### Directions for this task
Extract the records below word for word and ignore the images.

(Data items)
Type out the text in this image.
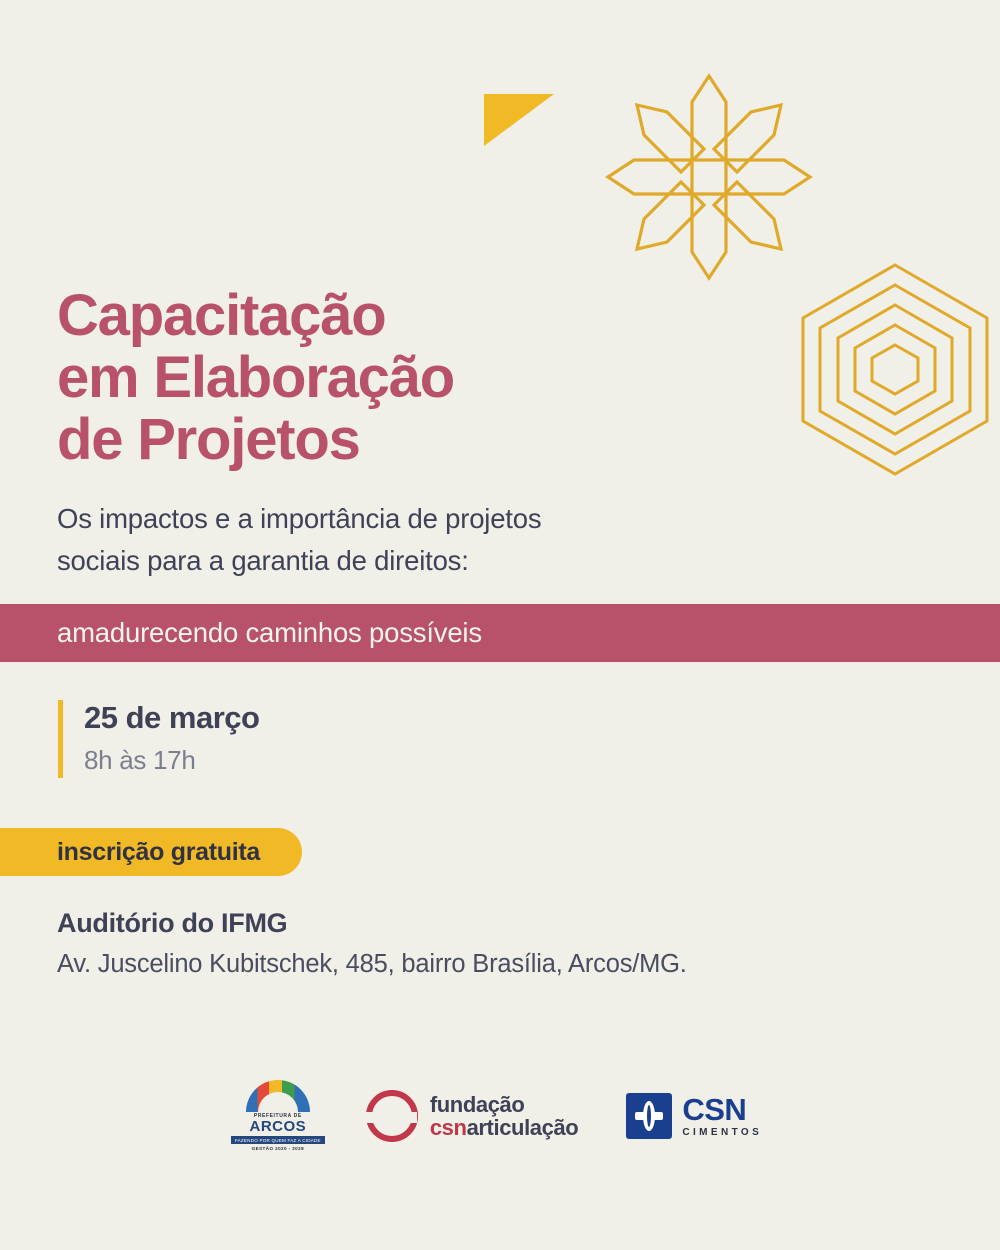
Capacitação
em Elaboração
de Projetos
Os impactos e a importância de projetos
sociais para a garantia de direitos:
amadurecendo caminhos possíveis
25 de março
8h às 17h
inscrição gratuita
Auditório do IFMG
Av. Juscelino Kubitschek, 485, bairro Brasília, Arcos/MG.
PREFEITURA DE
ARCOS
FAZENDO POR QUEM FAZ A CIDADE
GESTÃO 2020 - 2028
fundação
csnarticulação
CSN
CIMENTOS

### The result
Type out the text in this image.
Capacitação
em Elaboração
de Projetos
Os impactos e a importância de projetos
sociais para a garantia de direitos:
amadurecendo caminhos possíveis
25 de março
8h às 17h
inscrição gratuita
Auditório do IFMG
Av. Juscelino Kubitschek, 485, bairro Brasília, Arcos/MG.
PREFEITURA DE
ARCOS
FAZENDO POR QUEM FAZ A CIDADE
GESTÃO 2020 - 2028
fundação
csnarticulação
CSN
CIMENTOS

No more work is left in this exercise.